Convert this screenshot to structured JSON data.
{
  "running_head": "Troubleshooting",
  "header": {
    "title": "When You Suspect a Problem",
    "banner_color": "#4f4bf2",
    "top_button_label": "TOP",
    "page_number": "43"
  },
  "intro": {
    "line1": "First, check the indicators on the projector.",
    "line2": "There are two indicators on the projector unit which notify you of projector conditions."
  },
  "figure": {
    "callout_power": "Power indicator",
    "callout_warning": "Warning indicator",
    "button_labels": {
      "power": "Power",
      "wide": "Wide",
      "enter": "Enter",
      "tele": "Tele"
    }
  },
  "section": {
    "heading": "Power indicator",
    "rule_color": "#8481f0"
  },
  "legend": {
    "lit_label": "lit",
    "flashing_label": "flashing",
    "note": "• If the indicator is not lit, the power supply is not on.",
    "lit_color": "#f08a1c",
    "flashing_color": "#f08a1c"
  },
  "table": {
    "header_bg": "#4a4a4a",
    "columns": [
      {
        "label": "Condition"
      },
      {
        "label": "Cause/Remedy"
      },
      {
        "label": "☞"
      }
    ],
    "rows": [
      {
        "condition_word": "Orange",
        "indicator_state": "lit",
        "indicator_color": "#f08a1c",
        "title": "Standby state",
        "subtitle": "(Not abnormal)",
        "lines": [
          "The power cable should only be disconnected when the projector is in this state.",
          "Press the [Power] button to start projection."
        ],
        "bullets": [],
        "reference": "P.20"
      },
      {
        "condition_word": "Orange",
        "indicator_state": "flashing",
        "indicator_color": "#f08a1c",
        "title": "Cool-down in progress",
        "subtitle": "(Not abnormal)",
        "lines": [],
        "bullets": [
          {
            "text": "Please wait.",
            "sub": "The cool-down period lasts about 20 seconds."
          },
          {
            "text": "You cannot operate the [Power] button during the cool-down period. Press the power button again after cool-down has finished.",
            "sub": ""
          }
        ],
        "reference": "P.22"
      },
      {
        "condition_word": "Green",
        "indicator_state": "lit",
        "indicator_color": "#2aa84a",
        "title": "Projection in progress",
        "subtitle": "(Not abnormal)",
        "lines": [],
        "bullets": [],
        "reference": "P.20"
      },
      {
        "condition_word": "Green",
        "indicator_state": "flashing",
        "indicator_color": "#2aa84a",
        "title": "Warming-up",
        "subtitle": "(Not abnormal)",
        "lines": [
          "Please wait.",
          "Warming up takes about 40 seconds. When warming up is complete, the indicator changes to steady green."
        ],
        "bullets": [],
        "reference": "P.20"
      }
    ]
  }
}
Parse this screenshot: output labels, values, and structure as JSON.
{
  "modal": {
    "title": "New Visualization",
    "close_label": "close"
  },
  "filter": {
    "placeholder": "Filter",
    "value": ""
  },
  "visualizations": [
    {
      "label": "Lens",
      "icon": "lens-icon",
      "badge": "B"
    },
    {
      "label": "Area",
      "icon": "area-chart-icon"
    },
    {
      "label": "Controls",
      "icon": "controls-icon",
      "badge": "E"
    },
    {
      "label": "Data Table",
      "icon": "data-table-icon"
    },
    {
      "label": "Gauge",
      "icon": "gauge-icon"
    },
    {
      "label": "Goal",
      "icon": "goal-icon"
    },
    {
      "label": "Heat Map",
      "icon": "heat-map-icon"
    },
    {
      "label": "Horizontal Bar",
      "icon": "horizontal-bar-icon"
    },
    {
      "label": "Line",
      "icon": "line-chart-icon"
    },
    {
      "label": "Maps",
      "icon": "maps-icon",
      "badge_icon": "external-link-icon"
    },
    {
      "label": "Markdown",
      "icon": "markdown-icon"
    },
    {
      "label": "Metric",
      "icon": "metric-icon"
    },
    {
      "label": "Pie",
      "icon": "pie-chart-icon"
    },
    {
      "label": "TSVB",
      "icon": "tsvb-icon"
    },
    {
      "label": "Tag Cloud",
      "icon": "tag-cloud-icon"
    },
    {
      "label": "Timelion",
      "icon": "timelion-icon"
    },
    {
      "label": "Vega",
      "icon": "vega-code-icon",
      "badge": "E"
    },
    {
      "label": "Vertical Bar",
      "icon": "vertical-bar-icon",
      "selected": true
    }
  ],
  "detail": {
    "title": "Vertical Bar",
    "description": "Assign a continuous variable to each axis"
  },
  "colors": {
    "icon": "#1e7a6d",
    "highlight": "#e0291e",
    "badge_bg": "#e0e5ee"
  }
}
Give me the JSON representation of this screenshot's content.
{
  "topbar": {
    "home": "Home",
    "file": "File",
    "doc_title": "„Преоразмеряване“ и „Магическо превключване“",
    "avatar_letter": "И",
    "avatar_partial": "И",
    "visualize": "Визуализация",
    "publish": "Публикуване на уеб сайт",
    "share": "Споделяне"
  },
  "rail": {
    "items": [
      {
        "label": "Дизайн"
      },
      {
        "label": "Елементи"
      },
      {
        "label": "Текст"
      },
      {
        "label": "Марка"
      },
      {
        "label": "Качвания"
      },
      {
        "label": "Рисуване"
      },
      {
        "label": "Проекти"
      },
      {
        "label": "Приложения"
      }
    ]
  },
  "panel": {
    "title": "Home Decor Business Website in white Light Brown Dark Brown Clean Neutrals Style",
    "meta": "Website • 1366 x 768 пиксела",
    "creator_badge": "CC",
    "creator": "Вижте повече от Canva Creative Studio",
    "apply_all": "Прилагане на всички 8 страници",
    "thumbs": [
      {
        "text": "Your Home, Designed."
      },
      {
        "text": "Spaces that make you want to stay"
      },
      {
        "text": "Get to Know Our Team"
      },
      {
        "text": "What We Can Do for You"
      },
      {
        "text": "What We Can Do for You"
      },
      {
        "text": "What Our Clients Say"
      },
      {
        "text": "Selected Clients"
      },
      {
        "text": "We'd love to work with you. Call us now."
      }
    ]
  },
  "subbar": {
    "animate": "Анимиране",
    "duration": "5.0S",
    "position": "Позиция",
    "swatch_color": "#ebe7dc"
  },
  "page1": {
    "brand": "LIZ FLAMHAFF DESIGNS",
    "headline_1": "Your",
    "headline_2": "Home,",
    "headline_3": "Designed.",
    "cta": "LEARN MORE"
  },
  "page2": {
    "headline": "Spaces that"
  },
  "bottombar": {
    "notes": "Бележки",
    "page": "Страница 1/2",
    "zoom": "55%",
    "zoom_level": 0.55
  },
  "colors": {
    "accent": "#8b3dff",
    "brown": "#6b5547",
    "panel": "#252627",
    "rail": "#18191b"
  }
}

◆ REQUIRED WORK ◆
Copy out every entry again, exactly as it was given.

◆ OUTPUT OF THE EXERCISE ◆
Convert this screenshot to structured JSON data.
{
  "running_head": "Troubleshooting",
  "header": {
    "title": "When You Suspect a Problem",
    "banner_color": "#4f4bf2",
    "top_button_label": "TOP",
    "page_number": "43"
  },
  "intro": {
    "line1": "First, check the indicators on the projector.",
    "line2": "There are two indicators on the projector unit which notify you of projector conditions."
  },
  "figure": {
    "callout_power": "Power indicator",
    "callout_warning": "Warning indicator",
    "button_labels": {
      "power": "Power",
      "wide": "Wide",
      "enter": "Enter",
      "tele": "Tele"
    }
  },
  "section": {
    "heading": "Power indicator",
    "rule_color": "#8481f0"
  },
  "legend": {
    "lit_label": "lit",
    "flashing_label": "flashing",
    "note": "• If the indicator is not lit, the power supply is not on.",
    "lit_color": "#f08a1c",
    "flashing_color": "#f08a1c"
  },
  "table": {
    "header_bg": "#4a4a4a",
    "columns": [
      {
        "label": "Condition"
      },
      {
        "label": "Cause/Remedy"
      },
      {
        "label": "☞"
      }
    ],
    "rows": [
      {
        "condition_word": "Orange",
        "indicator_state": "lit",
        "indicator_color": "#f08a1c",
        "title": "Standby state",
        "subtitle": "(Not abnormal)",
        "lines": [
          "The power cable should only be disconnected when the projector is in this state.",
          "Press the [Power] button to start projection."
        ],
        "bullets": [],
        "reference": "P.20"
      },
      {
        "condition_word": "Orange",
        "indicator_state": "flashing",
        "indicator_color": "#f08a1c",
        "title": "Cool-down in progress",
        "subtitle": "(Not abnormal)",
        "lines": [],
        "bullets": [
          {
            "text": "Please wait.",
            "sub": "The cool-down period lasts about 20 seconds."
          },
          {
            "text": "You cannot operate the [Power] button during the cool-down period. Press the power button again after cool-down has finished.",
            "sub": ""
          }
        ],
        "reference": "P.22"
      },
      {
        "condition_word": "Green",
        "indicator_state": "lit",
        "indicator_color": "#2aa84a",
        "title": "Projection in progress",
        "subtitle": "(Not abnormal)",
        "lines": [],
        "bullets": [],
        "reference": "P.20"
      },
      {
        "condition_word": "Green",
        "indicator_state": "flashing",
        "indicator_color": "#2aa84a",
        "title": "Warming-up",
        "subtitle": "(Not abnormal)",
        "lines": [
          "Please wait.",
          "Warming up takes about 40 seconds. When warming up is complete, the indicator changes to steady green."
        ],
        "bullets": [],
        "reference": "P.20"
      }
    ]
  }
}
Parse this screenshot: output labels, values, and structure as JSON.
{
  "modal": {
    "title": "New Visualization",
    "close_label": "close"
  },
  "filter": {
    "placeholder": "Filter",
    "value": ""
  },
  "visualizations": [
    {
      "label": "Lens",
      "icon": "lens-icon",
      "badge": "B"
    },
    {
      "label": "Area",
      "icon": "area-chart-icon"
    },
    {
      "label": "Controls",
      "icon": "controls-icon",
      "badge": "E"
    },
    {
      "label": "Data Table",
      "icon": "data-table-icon"
    },
    {
      "label": "Gauge",
      "icon": "gauge-icon"
    },
    {
      "label": "Goal",
      "icon": "goal-icon"
    },
    {
      "label": "Heat Map",
      "icon": "heat-map-icon"
    },
    {
      "label": "Horizontal Bar",
      "icon": "horizontal-bar-icon"
    },
    {
      "label": "Line",
      "icon": "line-chart-icon"
    },
    {
      "label": "Maps",
      "icon": "maps-icon",
      "badge_icon": "external-link-icon"
    },
    {
      "label": "Markdown",
      "icon": "markdown-icon"
    },
    {
      "label": "Metric",
      "icon": "metric-icon"
    },
    {
      "label": "Pie",
      "icon": "pie-chart-icon"
    },
    {
      "label": "TSVB",
      "icon": "tsvb-icon"
    },
    {
      "label": "Tag Cloud",
      "icon": "tag-cloud-icon"
    },
    {
      "label": "Timelion",
      "icon": "timelion-icon"
    },
    {
      "label": "Vega",
      "icon": "vega-code-icon",
      "badge": "E"
    },
    {
      "label": "Vertical Bar",
      "icon": "vertical-bar-icon",
      "selected": true
    }
  ],
  "detail": {
    "title": "Vertical Bar",
    "description": "Assign a continuous variable to each axis"
  },
  "colors": {
    "icon": "#1e7a6d",
    "highlight": "#e0291e",
    "badge_bg": "#e0e5ee"
  }
}
Give me the JSON representation of this screenshot's content.
{
  "topbar": {
    "home": "Home",
    "file": "File",
    "doc_title": "„Преоразмеряване“ и „Магическо превключване“",
    "avatar_letter": "И",
    "avatar_partial": "И",
    "visualize": "Визуализация",
    "publish": "Публикуване на уеб сайт",
    "share": "Споделяне"
  },
  "rail": {
    "items": [
      {
        "label": "Дизайн"
      },
      {
        "label": "Елементи"
      },
      {
        "label": "Текст"
      },
      {
        "label": "Марка"
      },
      {
        "label": "Качвания"
      },
      {
        "label": "Рисуване"
      },
      {
        "label": "Проекти"
      },
      {
        "label": "Приложения"
      }
    ]
  },
  "panel": {
    "title": "Home Decor Business Website in white Light Brown Dark Brown Clean Neutrals Style",
    "meta": "Website • 1366 x 768 пиксела",
    "creator_badge": "CC",
    "creator": "Вижте повече от Canva Creative Studio",
    "apply_all": "Прилагане на всички 8 страници",
    "thumbs": [
      {
        "text": "Your Home, Designed."
      },
      {
        "text": "Spaces that make you want to stay"
      },
      {
        "text": "Get to Know Our Team"
      },
      {
        "text": "What We Can Do for You"
      },
      {
        "text": "What We Can Do for You"
      },
      {
        "text": "What Our Clients Say"
      },
      {
        "text": "Selected Clients"
      },
      {
        "text": "We'd love to work with you. Call us now."
      }
    ]
  },
  "subbar": {
    "animate": "Анимиране",
    "duration": "5.0S",
    "position": "Позиция",
    "swatch_color": "#ebe7dc"
  },
  "page1": {
    "brand": "LIZ FLAMHAFF DESIGNS",
    "headline_1": "Your",
    "headline_2": "Home,",
    "headline_3": "Designed.",
    "cta": "LEARN MORE"
  },
  "page2": {
    "headline": "Spaces that"
  },
  "bottombar": {
    "notes": "Бележки",
    "page": "Страница 1/2",
    "zoom": "55%",
    "zoom_level": 0.55
  },
  "colors": {
    "accent": "#8b3dff",
    "brown": "#6b5547",
    "panel": "#252627",
    "rail": "#18191b"
  }
}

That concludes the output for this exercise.